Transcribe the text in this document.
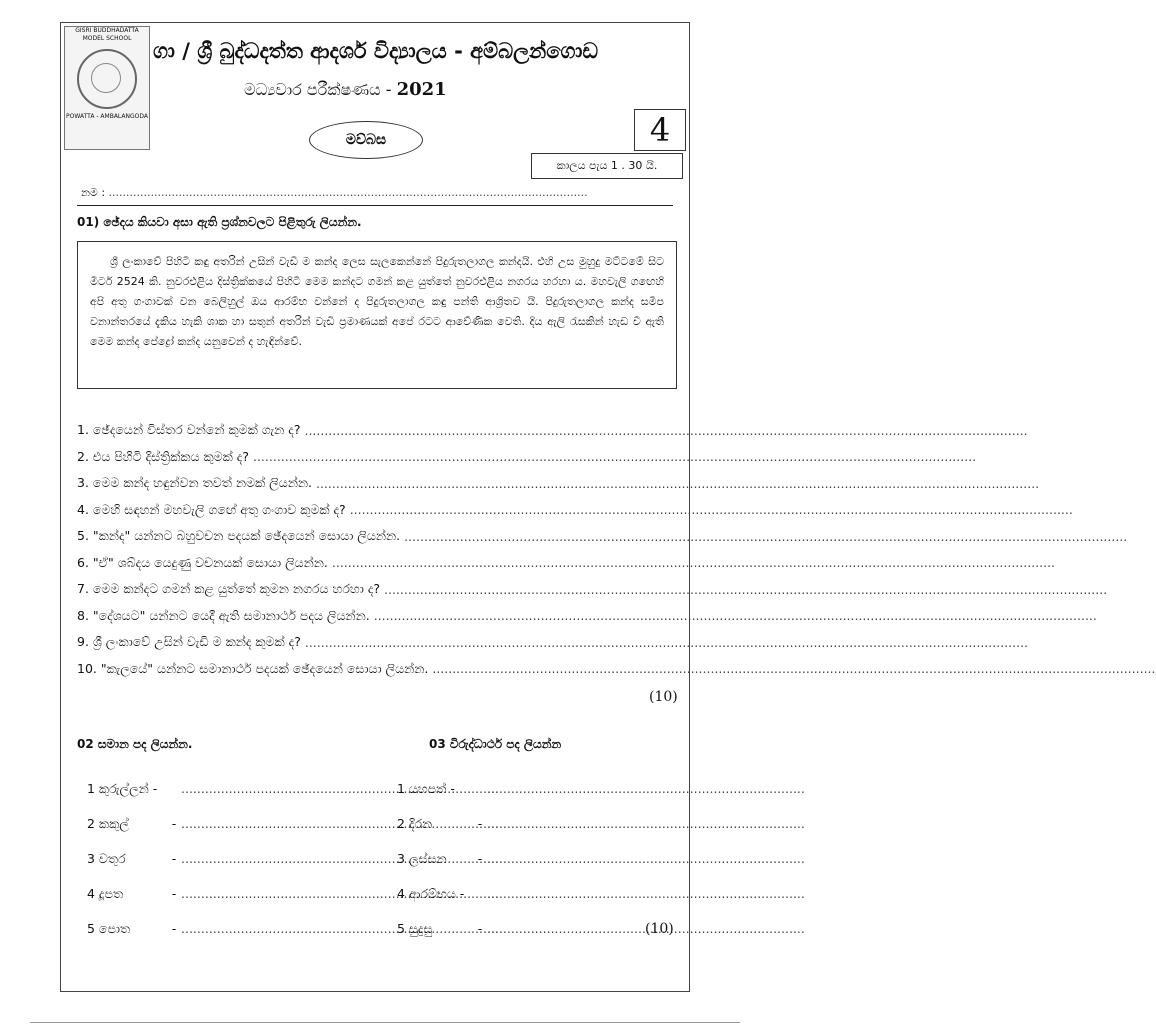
GISRI BUDDHADATTA
MODEL SCHOOL
POWATTA - AMBALANGODA
ගා / ශ්‍රී බුද්ධදත්ත ආදර්ශ විද්‍යාලය - අම්බලන්ගොඩ
මධ්‍යවාර පරීක්ෂණය - 2021
මව්බස	4
කාලය පැය 1 . 30 යි.
නම : .........................................................................................................................................
01) ඡේදය කියවා අසා ඇති ප්‍රශ්නවලට පිළිතුරු ලියන්න.
ශ්‍රී ලංකාවේ පිහිටි කඳු අතරින් උසින් වැඩි ම කන්ද ලෙස සැලකෙන්නේ පිදුරුතලාගල කන්දයි. එහි උස මුහුදු මට්ටමේ සිට මීටර් 2524 කි. නුවරඑළිය දිස්ත්‍රික්කයේ පිහිටි මෙම කන්දට ගමන් කළ යුත්තේ නුවරඑළිය නගරය හරහා ය. මහවැලි ගඟෙහි අපි අතු ගංගාවක් වන බෙලිහුල් ඔය ආරම්භ වන්නේ ද පිදුරුතලාගල කඳු පන්ති ආශ්‍රිතව යි. පිදුරුතලාගල කන්ද සමීප වනාන්තරයේ දැකිය හැකි ශාක හා සතුන් අතරින් වැඩි ප්‍රමාණයක් අපේ රටට ආවේණික වෙති. දිය ඇලි රැසකින් හැඩ වී ඇති මෙම කන්ද පේද්‍රෝ කන්ද යනුවෙන් ද හැඳින්වේ.
1. ඡේදයෙන් විස්තර වන්නේ කුමක් ගැන ද?
.....
2. එය පිහිටි දිස්ත්‍රික්කය කුමක් ද?
.....
3. මෙම කන්ද හඳුන්වන තවත් නමක් ලියන්න.
.....
4. මෙහි සඳහන් මහවැලි ගඟේ අතු ගංගාව කුමක් ද?
.....
5. "කන්ද" යන්නට බහුවචන පදයක් ඡේදයෙන් සොයා ලියන්න.
.....
6. "ඒ" ශබ්දය යෙදුණු වචනයක් සොයා ලියන්න.
.....
7. මෙම කන්දට ගමන් කළ යුත්තේ කුමන නගරය හරහා ද?
.....
8. "දේශයට" යන්නට යෙදී ඇති සමානාර්ථ පදය ලියන්න.
.....
9. ශ්‍රී ලංකාවේ උසින් වැඩි ම කන්ද කුමක් ද?
.....
10. "කැලයේ" යන්නට සමානාර්ථ පදයක් ඡේදයෙන් සොයා ලියන්න.
.....
(10)
02 සමාන පද ලියන්න.	03 විරුද්ධාර්ථ පද ලියන්න
1 කුරුල්ලන් -
.....
2 කකුල්	-
.....
3 වතුර	-
.....
4 දූපත	-
.....
5 පොත	-
.....
1 යහපත් -
.....
2 දිරන	-
.....
3 ලස්සන	-
.....
4 ආරම්භය -
.....
5 සුදුසු	-
.....	(10)
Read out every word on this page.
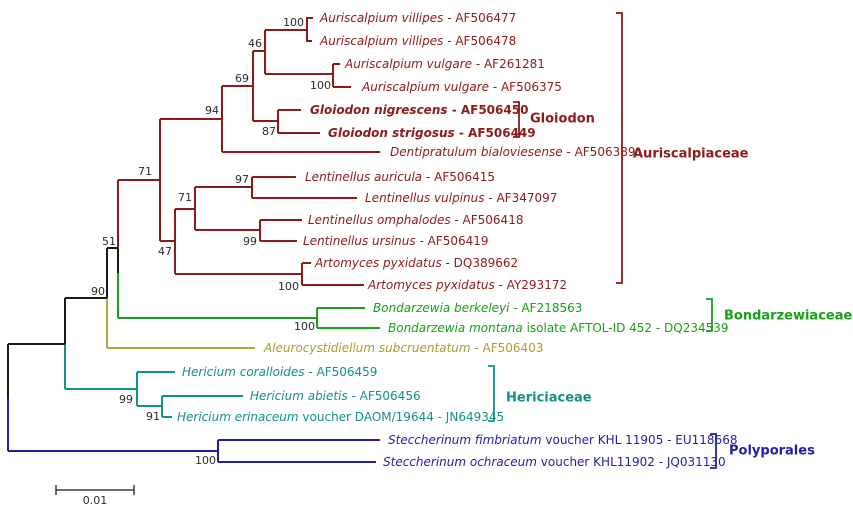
Auriscalpium villipes - AF506477
Auriscalpium villipes - AF506478
Auriscalpium vulgare - AF261281
Auriscalpium vulgare - AF506375
Gloiodon nigrescens - AF506450
Gloiodon strigosus - AF506449
Dentipratulum bialoviesense - AF506389
Lentinellus auricula - AF506415
Lentinellus vulpinus - AF347097
Lentinellus omphalodes - AF506418
Lentinellus ursinus - AF506419
Artomyces pyxidatus - DQ389662
Artomyces pyxidatus - AY293172
Bondarzewia berkeleyi - AF218563
Bondarzewia montana isolate AFTOL-ID 452 - DQ234539
Aleurocystidiellum subcruentatum - AF506403
Hericium coralloides - AF506459
Hericium abietis - AF506456
Hericium erinaceum voucher DAOM/19644 - JN649345
Steccherinum fimbriatum voucher KHL 11905 - EU118668
Steccherinum ochraceum voucher KHL11902 - JQ031130
100
46
100
69
94
87
97
71
99
47
100
71
51
90
100
99
91
100
Gloiodon
Auriscalpiaceae
Bondarzewiaceae
Hericiaceae
Polyporales
0.01
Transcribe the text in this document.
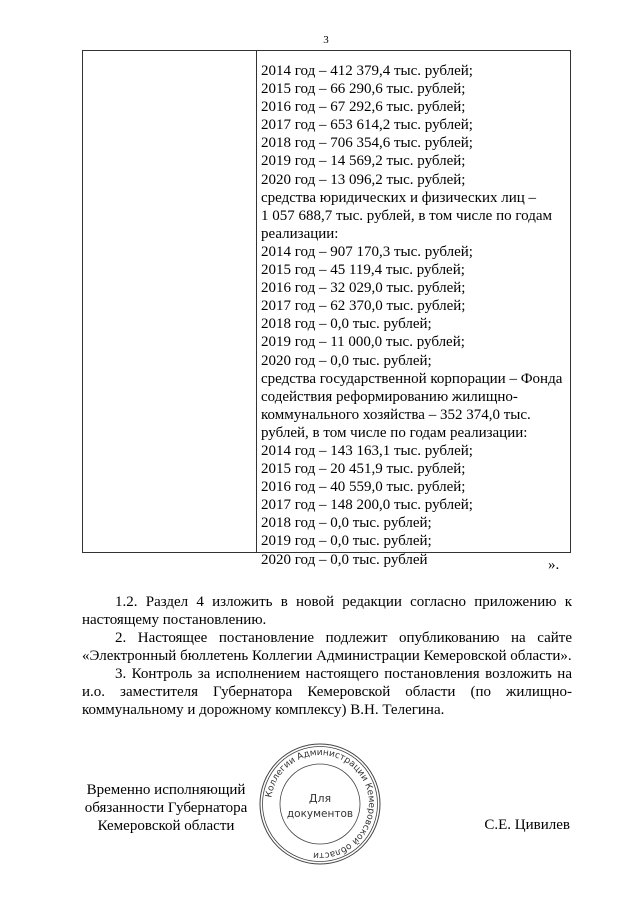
3
2014 год – 412 379,4 тыс. рублей;
2015 год – 66 290,6 тыс. рублей;
2016 год – 67 292,6 тыс. рублей;
2017 год – 653 614,2 тыс. рублей;
2018 год – 706 354,6 тыс. рублей;
2019 год – 14 569,2 тыс. рублей;
2020 год – 13 096,2 тыс. рублей;
средства юридических и физических лиц –
1 057 688,7 тыс. рублей, в том числе по годам
реализации:
2014 год – 907 170,3 тыс. рублей;
2015 год – 45 119,4 тыс. рублей;
2016 год – 32 029,0 тыс. рублей;
2017 год – 62 370,0 тыс. рублей;
2018 год – 0,0 тыс. рублей;
2019 год – 11 000,0 тыс. рублей;
2020 год – 0,0 тыс. рублей;
средства государственной корпорации – Фонда
содействия реформированию жилищно-
коммунального хозяйства – 352 374,0 тыс.
рублей, в том числе по годам реализации:
2014 год – 143 163,1 тыс. рублей;
2015 год – 20 451,9 тыс. рублей;
2016 год – 40 559,0 тыс. рублей;
2017 год – 148 200,0 тыс. рублей;
2018 год – 0,0 тыс. рублей;
2019 год – 0,0 тыс. рублей;
2020 год – 0,0 тыс. рублей	».

1.2. Раздел 4 изложить в новой редакции согласно приложению к настоящему постановлению.

2. Настоящее постановление подлежит опубликованию на сайте «Электронный бюллетень Коллегии Администрации Кемеровской области».

3. Контроль за исполнением настоящего постановления возложить на и.о. заместителя Губернатора Кемеровской области (по жилищно-коммунальному и дорожному комплексу) В.Н. Телегина.

Временно исполняющий
обязанности Губернатора
Кемеровской области
Коллегии Администрации Кемеровской области
Для
документов
С.Е. Цивилев
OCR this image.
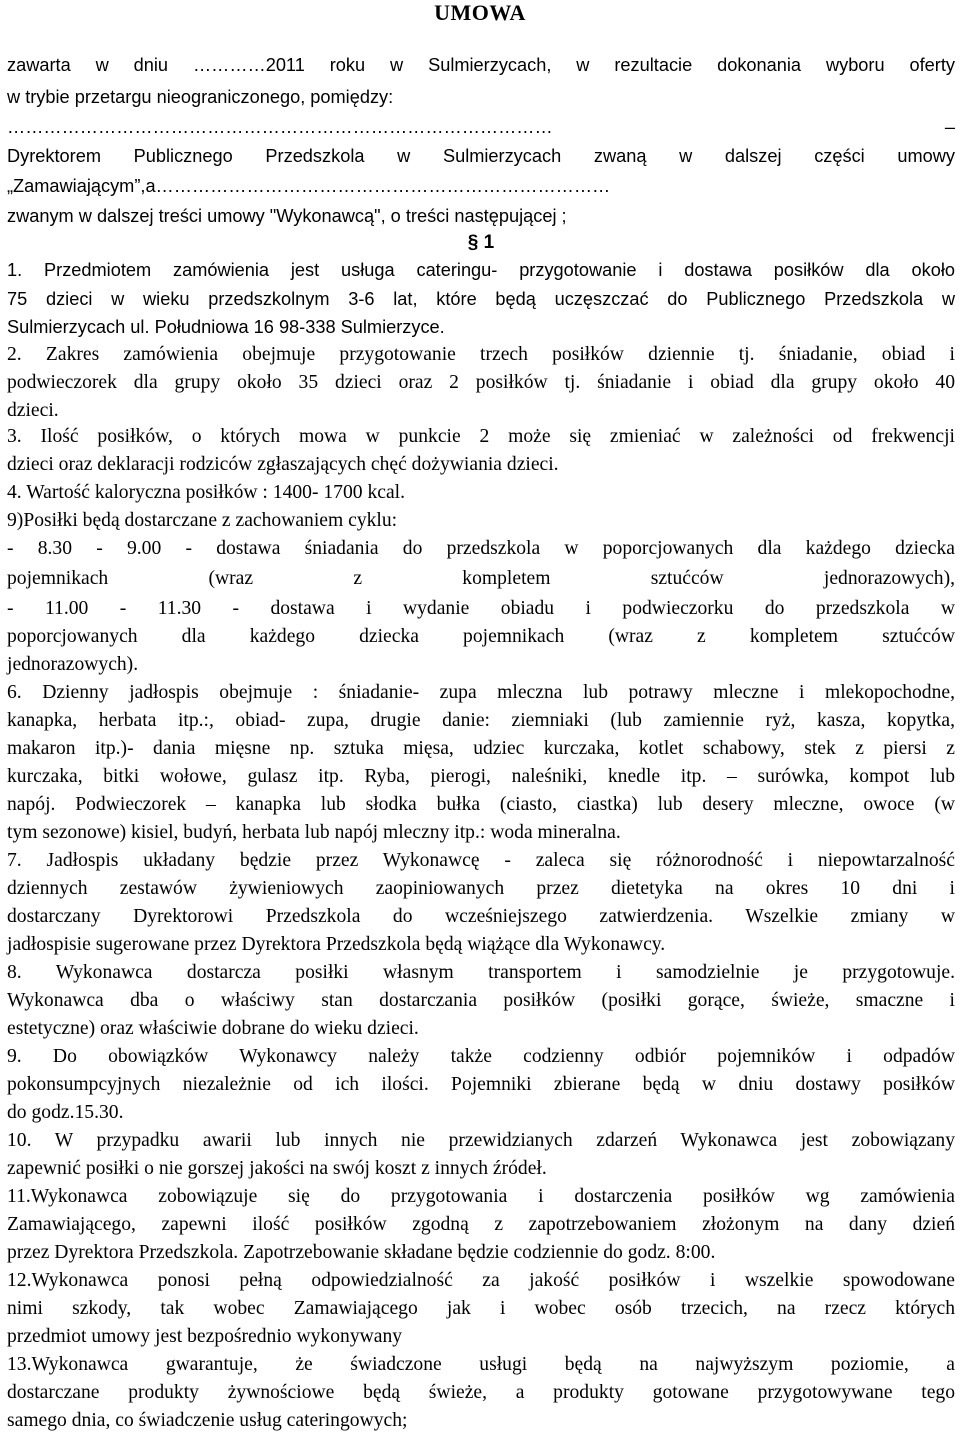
UMOWA
zawarta w dniu …………2011 roku w Sulmierzycach, w rezultacie dokonania wyboru oferty
w trybie przetargu nieograniczonego, pomiędzy:
……………………………………………………………………………… –
Dyrektorem Publicznego Przedszkola w Sulmierzycach zwaną w dalszej części umowy
„Zamawiającym”,a…………………………………………………………………
zwanym w dalszej treści umowy "Wykonawcą", o treści następującej ;
1. Przedmiotem zamówienia jest usługa cateringu- przygotowanie i dostawa posiłków dla około
75 dzieci w wieku przedszkolnym 3-6 lat, które będą uczęszczać do Publicznego Przedszkola w
Sulmierzycach ul. Południowa 16 98-338 Sulmierzyce.
2. Zakres zamówienia obejmuje przygotowanie trzech posiłków dziennie tj. śniadanie, obiad i
podwieczorek dla grupy około 35 dzieci oraz 2 posiłków tj. śniadanie i obiad dla grupy około 40
dzieci.
3. Ilość posiłków, o których mowa w punkcie 2 może się zmieniać w zależności od frekwencji
dzieci oraz deklaracji rodziców zgłaszających chęć dożywiania dzieci.
4. Wartość kaloryczna posiłków : 1400- 1700 kcal.
9)Posiłki będą dostarczane z zachowaniem cyklu:
- 8.30 - 9.00 - dostawa śniadania do przedszkola w poporcjowanych dla każdego dziecka
pojemnikach (wraz z kompletem sztućców jednorazowych),
- 11.00 - 11.30 - dostawa i wydanie obiadu i podwieczorku do przedszkola w
poporcjowanych dla każdego dziecka pojemnikach (wraz z kompletem sztućców
jednorazowych).
6. Dzienny jadłospis obejmuje : śniadanie- zupa mleczna lub potrawy mleczne i mlekopochodne,
kanapka, herbata itp.:, obiad- zupa, drugie danie: ziemniaki (lub zamiennie ryż, kasza, kopytka,
makaron itp.)- dania mięsne np. sztuka mięsa, udziec kurczaka, kotlet schabowy, stek z piersi z
kurczaka, bitki wołowe, gulasz itp. Ryba, pierogi, naleśniki, knedle itp. – surówka, kompot lub
napój. Podwieczorek – kanapka lub słodka bułka (ciasto, ciastka) lub desery mleczne, owoce (w
tym sezonowe) kisiel, budyń, herbata lub napój mleczny itp.: woda mineralna.
7. Jadłospis układany będzie przez Wykonawcę - zaleca się różnorodność i niepowtarzalność
dziennych zestawów żywieniowych zaopiniowanych przez dietetyka na okres 10 dni i
dostarczany Dyrektorowi Przedszkola do wcześniejszego zatwierdzenia. Wszelkie zmiany w
jadłospisie sugerowane przez Dyrektora Przedszkola będą wiążące dla Wykonawcy.
8. Wykonawca dostarcza posiłki własnym transportem i samodzielnie je przygotowuje.
Wykonawca dba o właściwy stan dostarczania posiłków (posiłki gorące, świeże, smaczne i
estetyczne) oraz właściwie dobrane do wieku dzieci.
9. Do obowiązków Wykonawcy należy także codzienny odbiór pojemników i odpadów
pokonsumpcyjnych niezależnie od ich ilości. Pojemniki zbierane będą w dniu dostawy posiłków
do godz.15.30.
10. W przypadku awarii lub innych nie przewidzianych zdarzeń Wykonawca jest zobowiązany
zapewnić posiłki o nie gorszej jakości na swój koszt z innych źródeł.
11.Wykonawca zobowiązuje się do przygotowania i dostarczenia posiłków wg zamówienia
Zamawiającego, zapewni ilość posiłków zgodną z zapotrzebowaniem złożonym na dany dzień
przez Dyrektora Przedszkola. Zapotrzebowanie składane będzie codziennie do godz. 8:00.
12.Wykonawca ponosi pełną odpowiedzialność za jakość posiłków i wszelkie spowodowane
nimi szkody, tak wobec Zamawiającego jak i wobec osób trzecich, na rzecz których
przedmiot umowy jest bezpośrednio wykonywany
13.Wykonawca gwarantuje, że świadczone usługi będą na najwyższym poziomie, a
dostarczane produkty żywnościowe będą świeże, a produkty gotowane przygotowywane tego
samego dnia, co świadczenie usług cateringowych;
§ 1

════════════════

Pull out all lines from the listing that contain the string "Администрации".

2. Настоящее постановление подлежит опубликованию на сайте «Электронный бюллетень Коллегии Администрации Кемеровской области».
Коллегии Администрации Кемеровской области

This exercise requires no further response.